### Goal
Extract the listing in its entirety, keeping each line identical to the original.
##### Records for processing
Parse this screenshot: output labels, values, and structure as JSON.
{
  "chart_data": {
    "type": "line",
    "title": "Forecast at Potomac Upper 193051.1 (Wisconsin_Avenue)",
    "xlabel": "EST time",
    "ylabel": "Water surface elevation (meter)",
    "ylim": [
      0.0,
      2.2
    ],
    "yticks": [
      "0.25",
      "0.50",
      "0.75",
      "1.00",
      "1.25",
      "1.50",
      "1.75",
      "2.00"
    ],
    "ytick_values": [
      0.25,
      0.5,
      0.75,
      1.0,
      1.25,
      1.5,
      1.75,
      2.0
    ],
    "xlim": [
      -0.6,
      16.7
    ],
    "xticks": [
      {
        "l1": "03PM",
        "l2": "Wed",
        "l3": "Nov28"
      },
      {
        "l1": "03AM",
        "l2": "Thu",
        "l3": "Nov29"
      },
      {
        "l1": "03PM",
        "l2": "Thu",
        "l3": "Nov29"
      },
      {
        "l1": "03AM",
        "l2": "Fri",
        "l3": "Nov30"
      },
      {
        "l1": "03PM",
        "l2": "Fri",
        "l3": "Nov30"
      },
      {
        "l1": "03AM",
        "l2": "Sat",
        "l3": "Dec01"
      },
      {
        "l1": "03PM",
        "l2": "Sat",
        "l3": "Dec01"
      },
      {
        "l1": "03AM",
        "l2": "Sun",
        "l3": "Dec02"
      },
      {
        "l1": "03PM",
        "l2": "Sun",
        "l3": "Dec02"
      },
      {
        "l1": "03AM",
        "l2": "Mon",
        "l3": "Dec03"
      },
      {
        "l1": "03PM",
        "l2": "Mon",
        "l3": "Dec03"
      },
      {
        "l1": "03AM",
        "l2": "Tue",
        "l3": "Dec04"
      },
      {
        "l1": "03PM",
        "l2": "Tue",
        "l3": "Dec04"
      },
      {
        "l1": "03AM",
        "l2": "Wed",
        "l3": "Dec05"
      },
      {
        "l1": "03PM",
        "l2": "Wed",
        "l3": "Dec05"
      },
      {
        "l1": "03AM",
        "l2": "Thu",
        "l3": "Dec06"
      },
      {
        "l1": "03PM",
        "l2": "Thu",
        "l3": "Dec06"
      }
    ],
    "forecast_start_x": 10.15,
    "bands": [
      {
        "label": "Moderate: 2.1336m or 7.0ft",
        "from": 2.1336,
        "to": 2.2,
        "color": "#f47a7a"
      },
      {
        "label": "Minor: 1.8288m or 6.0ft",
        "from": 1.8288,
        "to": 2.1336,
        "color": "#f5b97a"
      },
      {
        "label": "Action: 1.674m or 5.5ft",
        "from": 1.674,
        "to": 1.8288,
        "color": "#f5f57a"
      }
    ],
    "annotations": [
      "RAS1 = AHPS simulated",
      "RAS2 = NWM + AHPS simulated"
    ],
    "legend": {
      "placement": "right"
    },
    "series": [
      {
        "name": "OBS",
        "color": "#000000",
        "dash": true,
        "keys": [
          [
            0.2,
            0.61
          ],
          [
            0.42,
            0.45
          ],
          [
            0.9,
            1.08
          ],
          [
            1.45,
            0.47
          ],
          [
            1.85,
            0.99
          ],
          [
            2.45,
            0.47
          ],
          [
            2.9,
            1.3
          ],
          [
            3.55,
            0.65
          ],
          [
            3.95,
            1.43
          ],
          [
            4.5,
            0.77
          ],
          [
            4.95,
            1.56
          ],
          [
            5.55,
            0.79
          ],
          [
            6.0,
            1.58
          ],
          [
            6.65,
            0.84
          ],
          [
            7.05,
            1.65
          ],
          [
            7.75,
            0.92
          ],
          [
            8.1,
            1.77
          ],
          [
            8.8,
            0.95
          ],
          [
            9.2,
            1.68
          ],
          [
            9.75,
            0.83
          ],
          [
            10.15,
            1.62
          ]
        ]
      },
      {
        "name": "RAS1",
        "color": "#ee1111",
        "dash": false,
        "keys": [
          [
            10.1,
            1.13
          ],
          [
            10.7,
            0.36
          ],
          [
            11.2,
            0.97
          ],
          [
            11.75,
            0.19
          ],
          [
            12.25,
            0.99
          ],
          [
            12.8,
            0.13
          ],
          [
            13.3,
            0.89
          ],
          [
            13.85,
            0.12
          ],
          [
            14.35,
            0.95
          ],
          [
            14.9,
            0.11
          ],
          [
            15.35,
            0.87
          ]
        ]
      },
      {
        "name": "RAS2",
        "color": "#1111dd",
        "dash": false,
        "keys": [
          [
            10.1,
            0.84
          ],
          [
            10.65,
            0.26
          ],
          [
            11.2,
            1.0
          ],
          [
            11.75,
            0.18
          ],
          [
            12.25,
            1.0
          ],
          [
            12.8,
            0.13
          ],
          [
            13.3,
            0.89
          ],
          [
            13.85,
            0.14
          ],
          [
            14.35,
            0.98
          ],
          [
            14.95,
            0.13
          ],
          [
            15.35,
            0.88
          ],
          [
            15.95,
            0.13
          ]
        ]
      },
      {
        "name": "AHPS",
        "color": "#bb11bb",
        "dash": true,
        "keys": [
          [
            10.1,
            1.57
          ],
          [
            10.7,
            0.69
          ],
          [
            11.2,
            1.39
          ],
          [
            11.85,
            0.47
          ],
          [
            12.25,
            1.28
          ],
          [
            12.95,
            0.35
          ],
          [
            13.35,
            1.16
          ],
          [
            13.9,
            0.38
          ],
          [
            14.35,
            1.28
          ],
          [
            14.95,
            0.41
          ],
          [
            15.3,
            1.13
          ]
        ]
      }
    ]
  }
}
##########
### Problem solution
Parse this screenshot: output labels, values, and structure as JSON.
{
  "chart_data": {
    "type": "line",
    "title": "Forecast at Potomac Upper 193051.1 (Wisconsin_Avenue)",
    "xlabel": "EST time",
    "ylabel": "Water surface elevation (meter)",
    "ylim": [
      0.0,
      2.2
    ],
    "yticks": [
      "0.25",
      "0.50",
      "0.75",
      "1.00",
      "1.25",
      "1.50",
      "1.75",
      "2.00"
    ],
    "ytick_values": [
      0.25,
      0.5,
      0.75,
      1.0,
      1.25,
      1.5,
      1.75,
      2.0
    ],
    "xlim": [
      -0.6,
      16.7
    ],
    "xticks": [
      {
        "l1": "03PM",
        "l2": "Wed",
        "l3": "Nov28"
      },
      {
        "l1": "03AM",
        "l2": "Thu",
        "l3": "Nov29"
      },
      {
        "l1": "03PM",
        "l2": "Thu",
        "l3": "Nov29"
      },
      {
        "l1": "03AM",
        "l2": "Fri",
        "l3": "Nov30"
      },
      {
        "l1": "03PM",
        "l2": "Fri",
        "l3": "Nov30"
      },
      {
        "l1": "03AM",
        "l2": "Sat",
        "l3": "Dec01"
      },
      {
        "l1": "03PM",
        "l2": "Sat",
        "l3": "Dec01"
      },
      {
        "l1": "03AM",
        "l2": "Sun",
        "l3": "Dec02"
      },
      {
        "l1": "03PM",
        "l2": "Sun",
        "l3": "Dec02"
      },
      {
        "l1": "03AM",
        "l2": "Mon",
        "l3": "Dec03"
      },
      {
        "l1": "03PM",
        "l2": "Mon",
        "l3": "Dec03"
      },
      {
        "l1": "03AM",
        "l2": "Tue",
        "l3": "Dec04"
      },
      {
        "l1": "03PM",
        "l2": "Tue",
        "l3": "Dec04"
      },
      {
        "l1": "03AM",
        "l2": "Wed",
        "l3": "Dec05"
      },
      {
        "l1": "03PM",
        "l2": "Wed",
        "l3": "Dec05"
      },
      {
        "l1": "03AM",
        "l2": "Thu",
        "l3": "Dec06"
      },
      {
        "l1": "03PM",
        "l2": "Thu",
        "l3": "Dec06"
      }
    ],
    "forecast_start_x": 10.15,
    "bands": [
      {
        "label": "Moderate: 2.1336m or 7.0ft",
        "from": 2.1336,
        "to": 2.2,
        "color": "#f47a7a"
      },
      {
        "label": "Minor: 1.8288m or 6.0ft",
        "from": 1.8288,
        "to": 2.1336,
        "color": "#f5b97a"
      },
      {
        "label": "Action: 1.674m or 5.5ft",
        "from": 1.674,
        "to": 1.8288,
        "color": "#f5f57a"
      }
    ],
    "annotations": [
      "RAS1 = AHPS simulated",
      "RAS2 = NWM + AHPS simulated"
    ],
    "legend": {
      "placement": "right"
    },
    "series": [
      {
        "name": "OBS",
        "color": "#000000",
        "dash": true,
        "keys": [
          [
            0.2,
            0.61
          ],
          [
            0.42,
            0.45
          ],
          [
            0.9,
            1.08
          ],
          [
            1.45,
            0.47
          ],
          [
            1.85,
            0.99
          ],
          [
            2.45,
            0.47
          ],
          [
            2.9,
            1.3
          ],
          [
            3.55,
            0.65
          ],
          [
            3.95,
            1.43
          ],
          [
            4.5,
            0.77
          ],
          [
            4.95,
            1.56
          ],
          [
            5.55,
            0.79
          ],
          [
            6.0,
            1.58
          ],
          [
            6.65,
            0.84
          ],
          [
            7.05,
            1.65
          ],
          [
            7.75,
            0.92
          ],
          [
            8.1,
            1.77
          ],
          [
            8.8,
            0.95
          ],
          [
            9.2,
            1.68
          ],
          [
            9.75,
            0.83
          ],
          [
            10.15,
            1.62
          ]
        ]
      },
      {
        "name": "RAS1",
        "color": "#ee1111",
        "dash": false,
        "keys": [
          [
            10.1,
            1.13
          ],
          [
            10.7,
            0.36
          ],
          [
            11.2,
            0.97
          ],
          [
            11.75,
            0.19
          ],
          [
            12.25,
            0.99
          ],
          [
            12.8,
            0.13
          ],
          [
            13.3,
            0.89
          ],
          [
            13.85,
            0.12
          ],
          [
            14.35,
            0.95
          ],
          [
            14.9,
            0.11
          ],
          [
            15.35,
            0.87
          ]
        ]
      },
      {
        "name": "RAS2",
        "color": "#1111dd",
        "dash": false,
        "keys": [
          [
            10.1,
            0.84
          ],
          [
            10.65,
            0.26
          ],
          [
            11.2,
            1.0
          ],
          [
            11.75,
            0.18
          ],
          [
            12.25,
            1.0
          ],
          [
            12.8,
            0.13
          ],
          [
            13.3,
            0.89
          ],
          [
            13.85,
            0.14
          ],
          [
            14.35,
            0.98
          ],
          [
            14.95,
            0.13
          ],
          [
            15.35,
            0.88
          ],
          [
            15.95,
            0.13
          ]
        ]
      },
      {
        "name": "AHPS",
        "color": "#bb11bb",
        "dash": true,
        "keys": [
          [
            10.1,
            1.57
          ],
          [
            10.7,
            0.69
          ],
          [
            11.2,
            1.39
          ],
          [
            11.85,
            0.47
          ],
          [
            12.25,
            1.28
          ],
          [
            12.95,
            0.35
          ],
          [
            13.35,
            1.16
          ],
          [
            13.9,
            0.38
          ],
          [
            14.35,
            1.28
          ],
          [
            14.95,
            0.41
          ],
          [
            15.3,
            1.13
          ]
        ]
      }
    ]
  }
}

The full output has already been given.